- READING PASSAGE:
The Seven Basic Plots - Christopher Booker [175]
What all these stories in fact show is that, in order to reach their goal, the central figure eventually has to demonstrate a particular balance of qualities. Initially these heroes and heroines are shown as open to the path which is to lead to their eventual self-realisation because they are good-natured. They are not blinded and isolated from the world by egocentricity. They are not, like the antagonistic figures around them, dark. But although this may win them the invaluable help of their light allies, it is not enough in itself to bring them to their final goal. Ultimately, as the other half of the equation, they have to prove themselves in two other respects. They have to learn to stand on their own feet, to demonstrate inner strength and will power, to become self-reliant. Secondly they have to develop understanding. They have to see clearly and precisely what it is they have to do. It is this combination of qualities, that they are selflessly loving, strong and have a clear vision of what they must do, which finally wins them complete union with their `other half'. And it is because they have become master or mistress of themselves, that we finally have the confidence when they succeed to rule over some kind of `kingdom' that they will do it wisely, unselfishly and for the good of all.'
Overcoming the Monster
In the Rags to Riches story, the dark figures are seen as relating to the hero or heroine in a very personal way, in the context of private and family life. In keeping with the more mythical resonances of the Overcoming the Monster plot, the figures who here personify the dark power tend to assume much grander and more terrifying proportions altogether.

- TASK INSTRUCTIONS:
Summarize the passage on basic plots in two sentences.

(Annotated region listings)
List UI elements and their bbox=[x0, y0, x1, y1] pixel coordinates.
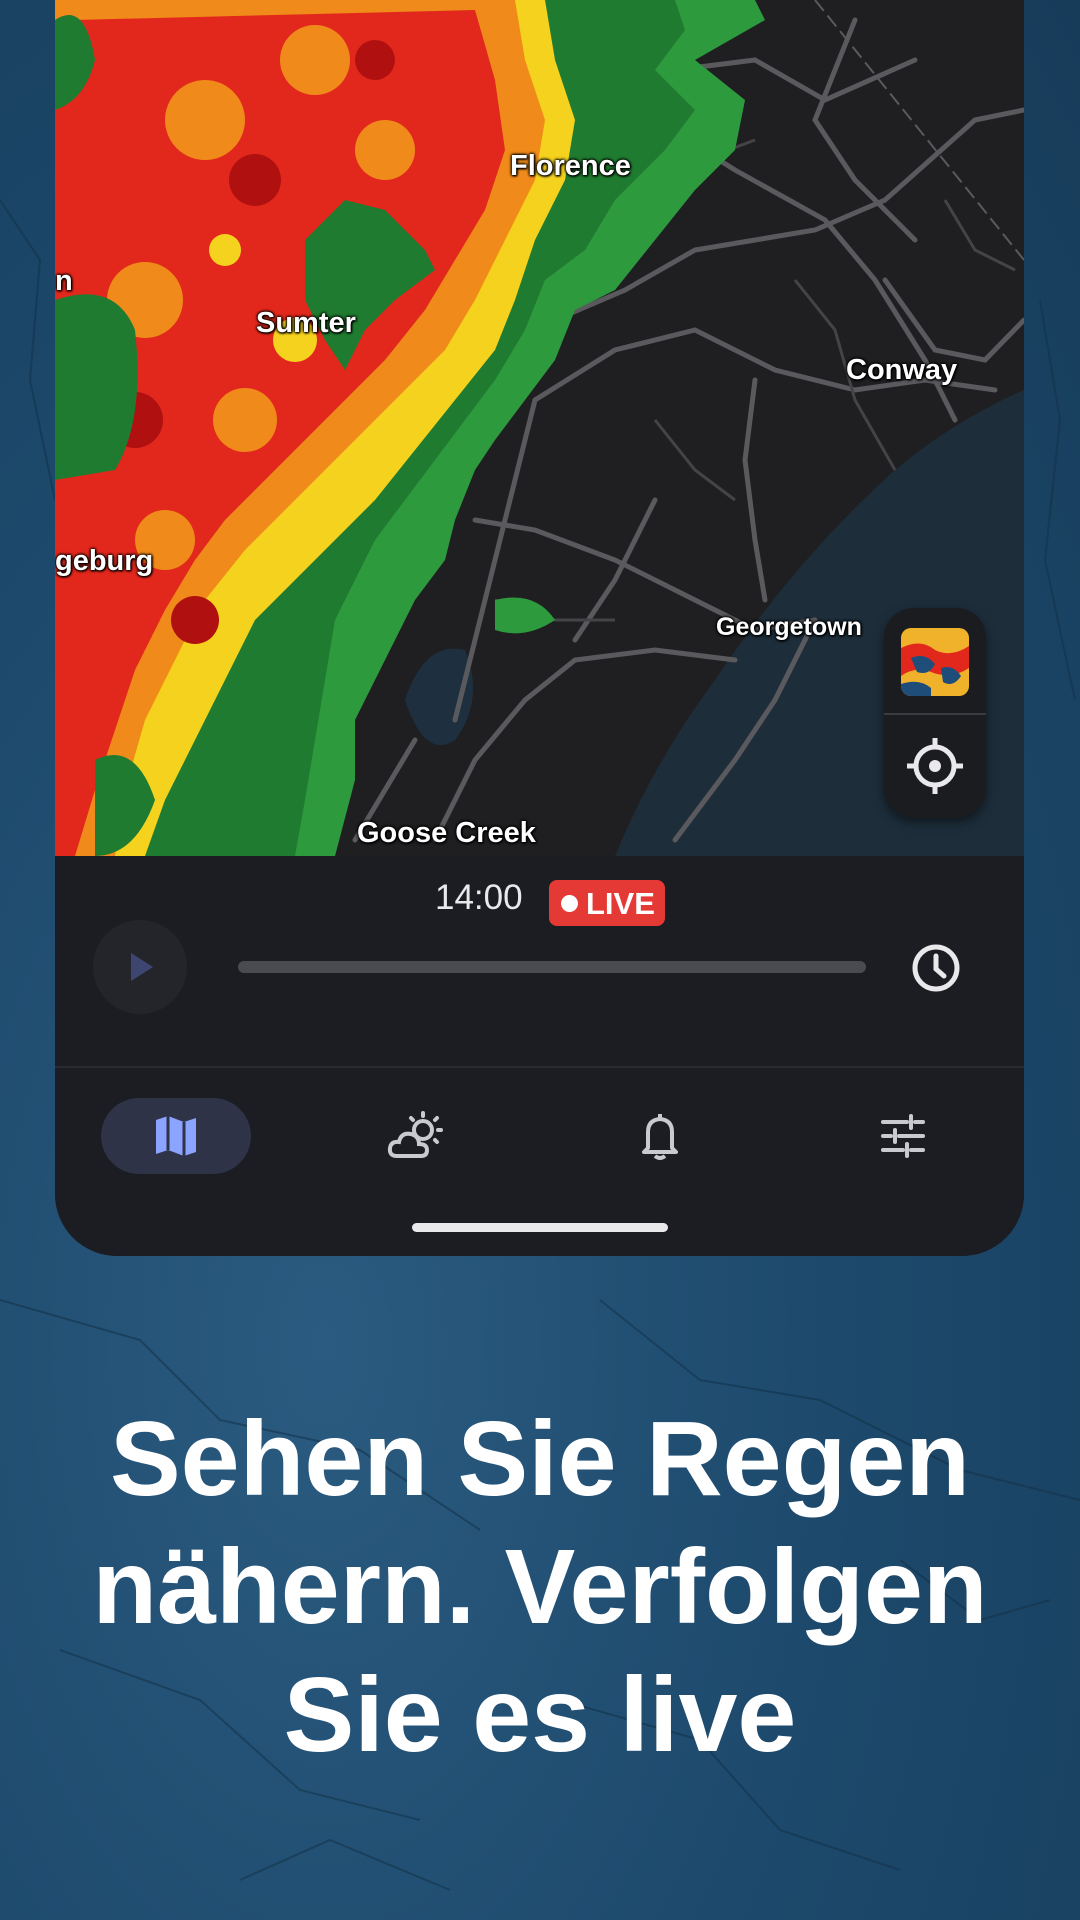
locate-me-button[interactable] bbox=[901, 732, 969, 800]
nav-tab-settings[interactable] bbox=[828, 1098, 978, 1174]
timeline-bar: 14:00 LIVE bbox=[55, 856, 1024, 1066]
radar-layer-button[interactable] bbox=[901, 628, 969, 696]
live-label: LIVE bbox=[586, 886, 655, 921]
live-dot-icon bbox=[561, 895, 578, 912]
history-button[interactable] bbox=[910, 942, 962, 994]
radar-map[interactable]: Florence Sumter Conway geburg Georgetown… bbox=[55, 0, 1024, 856]
bottom-navigation bbox=[55, 1066, 1024, 1256]
headline-line-3: Sie es live bbox=[283, 1656, 797, 1774]
play-button[interactable] bbox=[93, 920, 187, 1014]
city-label: Conway bbox=[846, 354, 958, 386]
headline-line-1: Sehen Sie Regen bbox=[109, 1400, 971, 1518]
current-time: 14:00 bbox=[435, 878, 523, 917]
play-icon bbox=[131, 953, 153, 981]
home-indicator[interactable] bbox=[412, 1223, 668, 1232]
city-label: Georgetown bbox=[716, 613, 862, 641]
bell-icon bbox=[642, 1114, 678, 1160]
nav-tab-alerts[interactable] bbox=[585, 1098, 735, 1174]
weather-icon bbox=[387, 1111, 443, 1158]
city-label: Goose Creek bbox=[357, 817, 536, 849]
city-label: Florence bbox=[510, 150, 631, 182]
settings-sliders-icon bbox=[881, 1114, 925, 1158]
map-icon bbox=[156, 1116, 196, 1156]
phone-frame: Florence Sumter Conway geburg Georgetown… bbox=[55, 0, 1024, 1256]
city-label: n bbox=[55, 265, 73, 297]
live-badge[interactable]: LIVE bbox=[549, 880, 665, 926]
nav-tab-map[interactable] bbox=[101, 1098, 251, 1174]
timeline-slider[interactable] bbox=[238, 961, 866, 973]
clock-icon bbox=[912, 944, 960, 992]
headline-line-2: nähern. Verfolgen bbox=[92, 1528, 988, 1646]
crosshair-icon bbox=[907, 738, 963, 794]
radar-map-canvas bbox=[55, 0, 1024, 856]
map-controls-panel bbox=[884, 608, 986, 818]
controls-divider bbox=[884, 713, 986, 715]
nav-tab-weather[interactable] bbox=[341, 1098, 491, 1174]
promo-headline: Sehen Sie Regen nähern. Verfolgen Sie es… bbox=[0, 1395, 1080, 1779]
city-label: Sumter bbox=[256, 307, 356, 339]
radar-thumbnail-icon bbox=[901, 628, 969, 696]
city-label: geburg bbox=[55, 545, 154, 577]
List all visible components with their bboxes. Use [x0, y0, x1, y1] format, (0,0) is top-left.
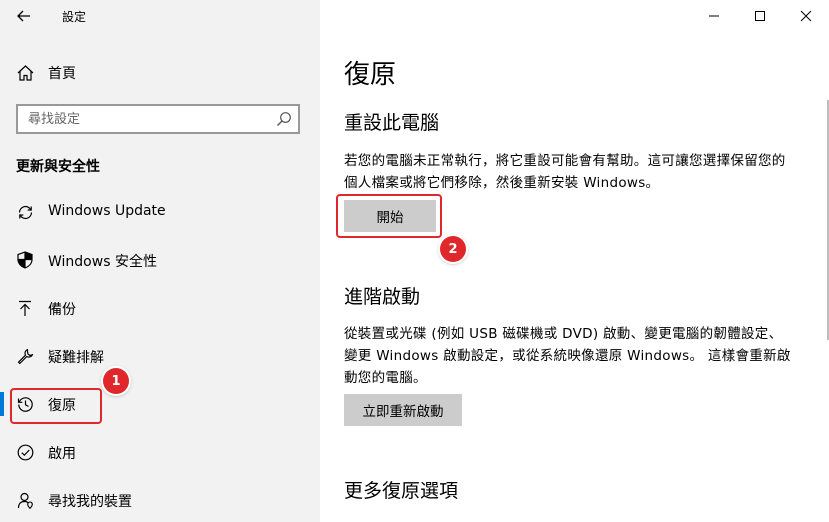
sidebar-item-label: Windows 安全性: [48, 254, 157, 270]
upload-arrow-icon: [16, 299, 34, 317]
sidebar-item-backup[interactable]: 備份: [0, 288, 320, 328]
close-icon: [800, 10, 812, 22]
title-bar: 設定: [0, 0, 320, 34]
sidebar-item-windows-security[interactable]: Windows 安全性: [0, 240, 320, 280]
search-box: [16, 104, 300, 134]
minimize-icon: [709, 15, 719, 17]
annotation-badge-2: 2: [440, 236, 466, 262]
sidebar-item-label: 備份: [48, 302, 76, 318]
search-icon[interactable]: [276, 111, 292, 127]
sidebar-item-find-my-device[interactable]: 尋找我的裝置: [0, 480, 320, 520]
reset-pc-heading: 重設此電腦: [344, 112, 440, 134]
search-input[interactable]: [18, 106, 278, 132]
section-header: 更新與安全性: [16, 159, 100, 175]
page-title: 復原: [344, 60, 397, 90]
maximize-button[interactable]: [737, 0, 783, 32]
sidebar-item-label: 啟用: [48, 446, 76, 462]
person-pin-icon: [16, 491, 34, 509]
sidebar-item-activation[interactable]: 啟用: [0, 432, 320, 472]
annotation-badge-1: 1: [103, 368, 129, 394]
annotation-highlight-box-2: [336, 194, 442, 238]
wrench-icon: [16, 347, 34, 365]
back-button[interactable]: [10, 4, 38, 28]
window-controls: [691, 0, 829, 32]
sidebar-item-label: 尋找我的裝置: [48, 494, 132, 510]
check-circle-icon: [16, 443, 34, 461]
settings-window: 設定 首頁 更新與安全性: [0, 0, 829, 522]
restart-now-button[interactable]: 立即重新啟動: [344, 394, 462, 426]
shield-icon: [16, 251, 34, 269]
sync-icon: [16, 203, 34, 221]
back-arrow-icon: [17, 10, 30, 22]
advanced-startup-heading: 進階啟動: [344, 286, 421, 308]
sidebar-item-label: Windows Update: [48, 203, 166, 219]
more-recovery-options-heading: 更多復原選項: [344, 480, 459, 502]
app-title: 設定: [62, 10, 87, 24]
minimize-button[interactable]: [691, 0, 737, 32]
close-button[interactable]: [783, 0, 829, 32]
home-label: 首頁: [48, 66, 76, 82]
sidebar-item-windows-update[interactable]: Windows Update: [0, 192, 320, 232]
main-content: 復原 重設此電腦 若您的電腦未正常執行，將它重設可能會有幫助。這可讓您選擇保留您…: [320, 0, 829, 522]
maximize-icon: [755, 11, 765, 21]
selection-indicator: [0, 392, 4, 416]
sidebar-item-label: 疑難排解: [48, 350, 104, 366]
sidebar: 設定 首頁 更新與安全性: [0, 0, 320, 522]
sidebar-item-troubleshoot[interactable]: 疑難排解: [0, 336, 320, 376]
home-icon: [16, 64, 34, 82]
home-nav-item[interactable]: 首頁: [16, 60, 76, 86]
annotation-highlight-box-1: [10, 388, 102, 424]
advanced-startup-description: 從裝置或光碟 (例如 USB 磁碟機或 DVD) 啟動、變更電腦的韌體設定、變更…: [344, 326, 791, 386]
reset-pc-description: 若您的電腦未正常執行，將它重設可能會有幫助。這可讓您選擇保留您的個人檔案或將它們…: [344, 153, 786, 191]
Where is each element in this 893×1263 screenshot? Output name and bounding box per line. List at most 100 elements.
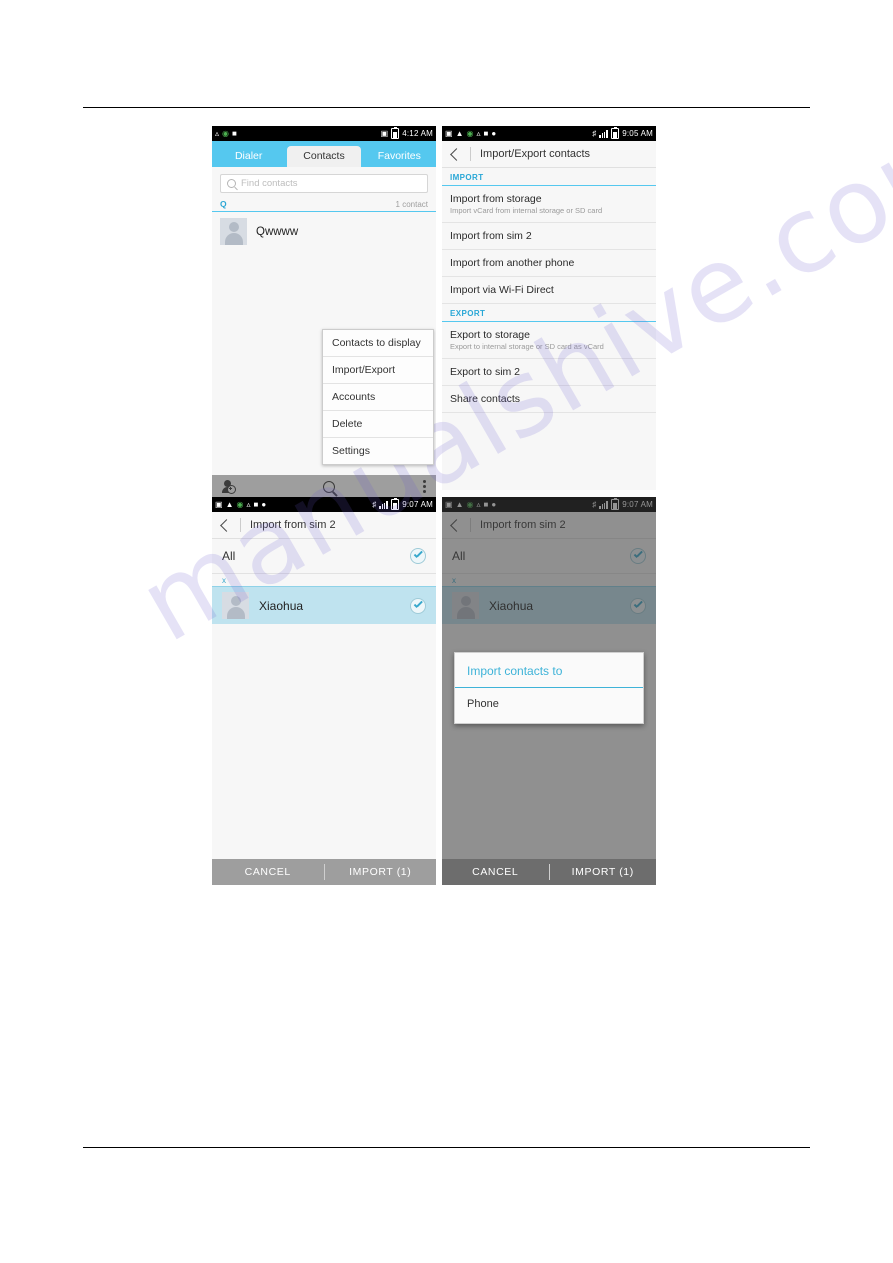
tab-bar: Dialer Contacts Favorites: [212, 141, 436, 167]
group-label-import: IMPORT: [442, 168, 656, 186]
tab-contacts[interactable]: Contacts: [287, 146, 361, 167]
checkmark-icon[interactable]: [410, 548, 426, 564]
add-contact-icon[interactable]: [222, 480, 236, 494]
battery-icon: [611, 127, 620, 139]
cancel-button[interactable]: CANCEL: [442, 866, 549, 878]
list-item-export-to-storage[interactable]: Export to storage Export to internal sto…: [442, 322, 656, 359]
tab-favorites[interactable]: Favorites: [363, 150, 436, 167]
list-item-title: Import from another phone: [450, 257, 575, 269]
menu-item-import-export[interactable]: Import/Export: [323, 357, 433, 384]
section-letter: x: [212, 574, 436, 587]
dialog-title: Import contacts to: [455, 653, 643, 688]
menu-item-contacts-to-display[interactable]: Contacts to display: [323, 330, 433, 357]
android-icon: ●: [261, 499, 267, 509]
warning-icon: ▲: [455, 128, 464, 138]
list-item-subtitle: Import vCard from internal storage or SD…: [450, 206, 603, 215]
phone-screen-import-dialog: ▣ ▲ ◉ ▵ ■ ● ♯ 9:07 AM Import from sim 2 …: [442, 497, 656, 885]
browser-icon: ◉: [222, 128, 229, 138]
search-icon[interactable]: [323, 480, 335, 493]
phone-screen-sim-import: ▣ ▲ ◉ ▵ ■ ● ♯ 9:07 AM Import from sim 2 …: [212, 497, 436, 885]
mute-icon: ♯: [592, 128, 597, 138]
footer-action-bar: CANCEL IMPORT (1): [212, 859, 436, 885]
screenshot-icon: ▣: [215, 499, 223, 509]
status-bar: ▣ ▲ ◉ ▵ ■ ● ♯ 9:07 AM: [212, 497, 436, 512]
menu-item-accounts[interactable]: Accounts: [323, 384, 433, 411]
tab-dialer[interactable]: Dialer: [212, 150, 285, 167]
search-icon: [227, 179, 236, 188]
sim-contact-row[interactable]: Xiaohua: [212, 587, 436, 624]
page-header-rule: [83, 107, 810, 108]
browser-icon: ◉: [466, 128, 474, 138]
signal-icon: [379, 500, 388, 509]
sim-icon: ■: [253, 499, 259, 509]
page-title: Import from sim 2: [250, 519, 336, 531]
list-item-title: Import from storage: [450, 193, 542, 205]
android-icon: ●: [491, 128, 497, 138]
select-all-row[interactable]: All: [212, 539, 436, 574]
section-letter: Q: [220, 199, 227, 209]
android-icon: ■: [232, 128, 237, 138]
bottom-action-bar: [212, 475, 436, 498]
dialog-option-phone[interactable]: Phone: [455, 688, 643, 723]
cancel-button[interactable]: CANCEL: [212, 866, 324, 878]
list-item-import-from-another-phone[interactable]: Import from another phone: [442, 250, 656, 277]
menu-item-delete[interactable]: Delete: [323, 411, 433, 438]
status-time: 9:07 AM: [402, 500, 433, 509]
mute-icon: ♯: [372, 499, 377, 509]
action-bar: Import/Export contacts: [442, 141, 656, 168]
contact-name: Qwwww: [256, 225, 299, 238]
footer-action-bar: CANCEL IMPORT (1): [442, 859, 656, 885]
checkmark-icon[interactable]: [410, 597, 426, 614]
list-item-title: Import from sim 2: [450, 230, 532, 242]
avatar: [222, 592, 249, 619]
list-item-title: Export to storage: [450, 329, 530, 341]
menu-item-settings[interactable]: Settings: [323, 438, 433, 464]
list-item-title: Export to sim 2: [450, 366, 521, 378]
group-label-export: EXPORT: [442, 304, 656, 322]
import-contacts-to-dialog: Import contacts to Phone: [454, 652, 644, 724]
list-item-import-from-sim-2[interactable]: Import from sim 2: [442, 223, 656, 250]
contact-section-header: Q 1 contact: [212, 199, 436, 212]
contact-count: 1 contact: [395, 200, 428, 209]
phone-screen-contacts: ▵ ◉ ■ ▣ 4:12 AM Dialer Contacts Favorite…: [212, 126, 436, 498]
avatar: [220, 218, 247, 245]
list-item-title: Share contacts: [450, 393, 521, 405]
battery-icon: [391, 127, 400, 139]
status-time: 4:12 AM: [402, 129, 433, 138]
list-item-title: Import via Wi-Fi Direct: [450, 284, 554, 296]
contact-list-item[interactable]: Qwwww: [212, 212, 436, 251]
list-item-subtitle: Export to internal storage or SD card as…: [450, 342, 604, 351]
page-footer-rule: [83, 1147, 810, 1148]
usb-icon: ▵: [246, 499, 251, 509]
select-all-label: All: [222, 549, 236, 563]
import-button[interactable]: IMPORT (1): [550, 866, 657, 878]
list-item-export-to-sim-2[interactable]: Export to sim 2: [442, 359, 656, 386]
status-bar: ▵ ◉ ■ ▣ 4:12 AM: [212, 126, 436, 141]
list-item-share-contacts[interactable]: Share contacts: [442, 386, 656, 413]
battery-icon: [391, 498, 400, 510]
sim-icon: ■: [483, 128, 489, 138]
list-item-import-from-storage[interactable]: Import from storage Import vCard from in…: [442, 186, 656, 223]
back-icon[interactable]: [450, 147, 463, 161]
overflow-menu-icon[interactable]: [423, 480, 426, 493]
phone-screen-import-export: ▣ ▲ ◉ ▵ ■ ● ♯ 9:05 AM Import/Export cont…: [442, 126, 656, 490]
search-area: Find contacts: [212, 167, 436, 197]
status-time: 9:05 AM: [622, 129, 653, 138]
search-placeholder: Find contacts: [241, 178, 298, 189]
sync-icon: ▣: [380, 128, 389, 138]
browser-icon: ◉: [236, 499, 244, 509]
signal-icon: [599, 129, 608, 138]
usb-icon: ▵: [215, 128, 220, 138]
search-input[interactable]: Find contacts: [220, 174, 428, 193]
list-item-import-via-wifi-direct[interactable]: Import via Wi-Fi Direct: [442, 277, 656, 304]
status-bar: ▣ ▲ ◉ ▵ ■ ● ♯ 9:05 AM: [442, 126, 656, 141]
page-title: Import/Export contacts: [480, 148, 591, 160]
divider: [470, 147, 471, 161]
divider: [240, 518, 241, 532]
import-button[interactable]: IMPORT (1): [325, 866, 437, 878]
action-bar: Import from sim 2: [212, 512, 436, 539]
warning-icon: ▲: [225, 499, 234, 509]
back-icon[interactable]: [220, 518, 233, 532]
contact-name: Xiaohua: [259, 598, 304, 613]
screenshot-icon: ▣: [445, 128, 453, 138]
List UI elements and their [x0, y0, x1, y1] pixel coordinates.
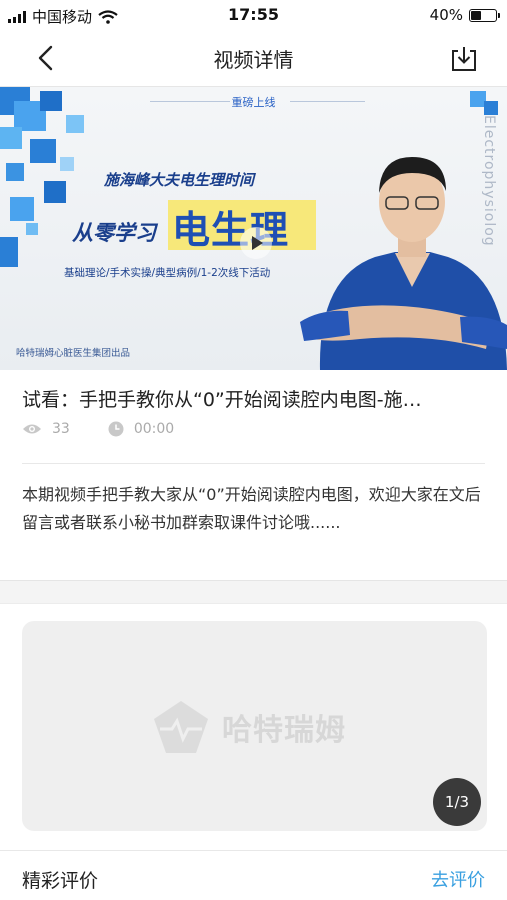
clock-icon [108, 421, 124, 437]
nav-bar: 视频详情 [0, 30, 507, 87]
status-right: 40% [429, 6, 500, 24]
video-description: 本期视频手把手教大家从“0”开始阅读腔内电图，欢迎大家在文后留言或者联系小秘书加… [22, 485, 481, 532]
section-gap [0, 580, 507, 604]
duration-meta: 00:00 [108, 421, 174, 437]
carousel-logo: 哈特瑞姆 [150, 699, 346, 755]
write-review-link[interactable]: 去评价 [431, 866, 485, 892]
download-icon[interactable] [449, 44, 479, 74]
heart-logo-icon [154, 701, 208, 753]
duration: 00:00 [133, 421, 175, 437]
video-player[interactable]: 重磅上线 施海峰大夫电生理时间 从零学习 电生理 基础理论/手术实操/典型病例/… [0, 87, 507, 370]
banner-side-text: Electrophysiolog [481, 115, 497, 247]
battery-percent: 40% [429, 6, 463, 24]
status-bar: 中国移动 17:55 40% [0, 0, 507, 30]
divider [0, 850, 507, 851]
divider [22, 463, 485, 464]
banner-credit: 哈特瑞姆心脏医生集团出品 [16, 348, 131, 359]
video-meta: 33 00:00 [22, 421, 212, 437]
banner-main-left: 从零学习 [72, 221, 156, 245]
video-title: 试看：手把手教你从“0”开始阅读腔内电图-施… [22, 389, 422, 411]
view-count: 33 [52, 421, 70, 437]
page-title: 视频详情 [213, 48, 294, 72]
image-carousel[interactable]: 哈特瑞姆 1/3 [22, 621, 487, 831]
page-indicator: 1/3 [433, 778, 481, 826]
banner-subtitle: 施海峰大夫电生理时间 [104, 171, 255, 189]
logo-text: 哈特瑞姆 [222, 713, 346, 748]
banner-tag: 重磅上线 [231, 96, 276, 109]
reviews-title: 精彩评价 [22, 870, 99, 892]
banner-topics: 基础理论/手术实操/典型病例/1-2次线下活动 [64, 267, 271, 279]
play-icon[interactable] [240, 227, 272, 259]
views-meta: 33 [22, 421, 70, 437]
battery-icon [469, 8, 500, 22]
eye-icon [23, 424, 41, 434]
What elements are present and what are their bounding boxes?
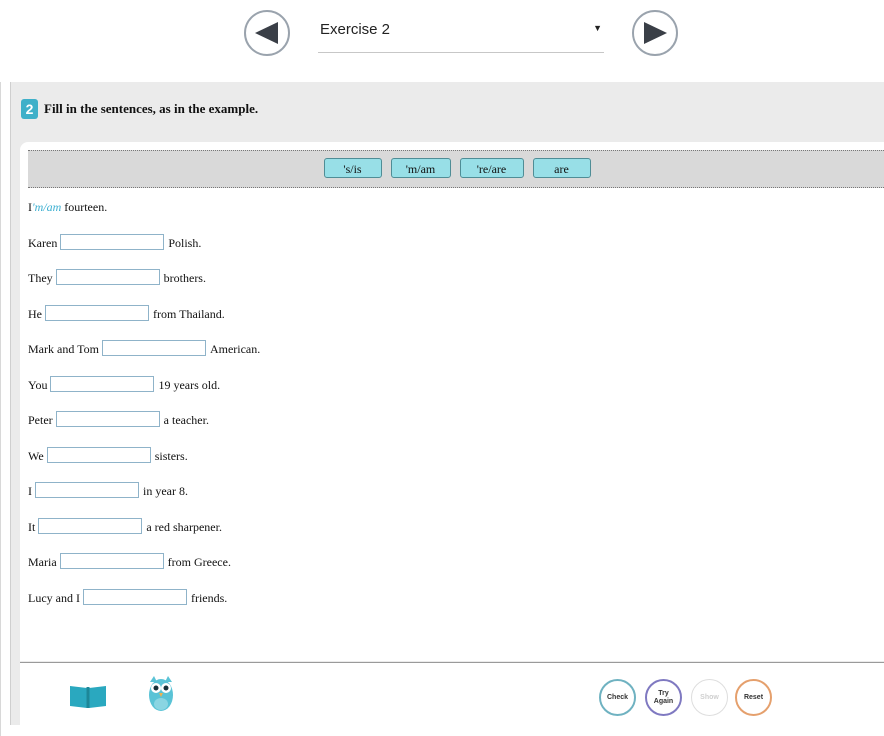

- CORRECT RESULT:
To reach their goal, central figures start out good-natured and free of egocentricity, which wins them help from light allies, but they must also become self-reliant and see clearly what they have to do, and this combination wins them union with their "other half" and the confidence that they will rule wisely. The dark figures in Rags to Riches stories relate to the hero or heroine personally within private and family life, but in Overcoming the Monster those who personify the dark power take on far grander and more terrifying proportions.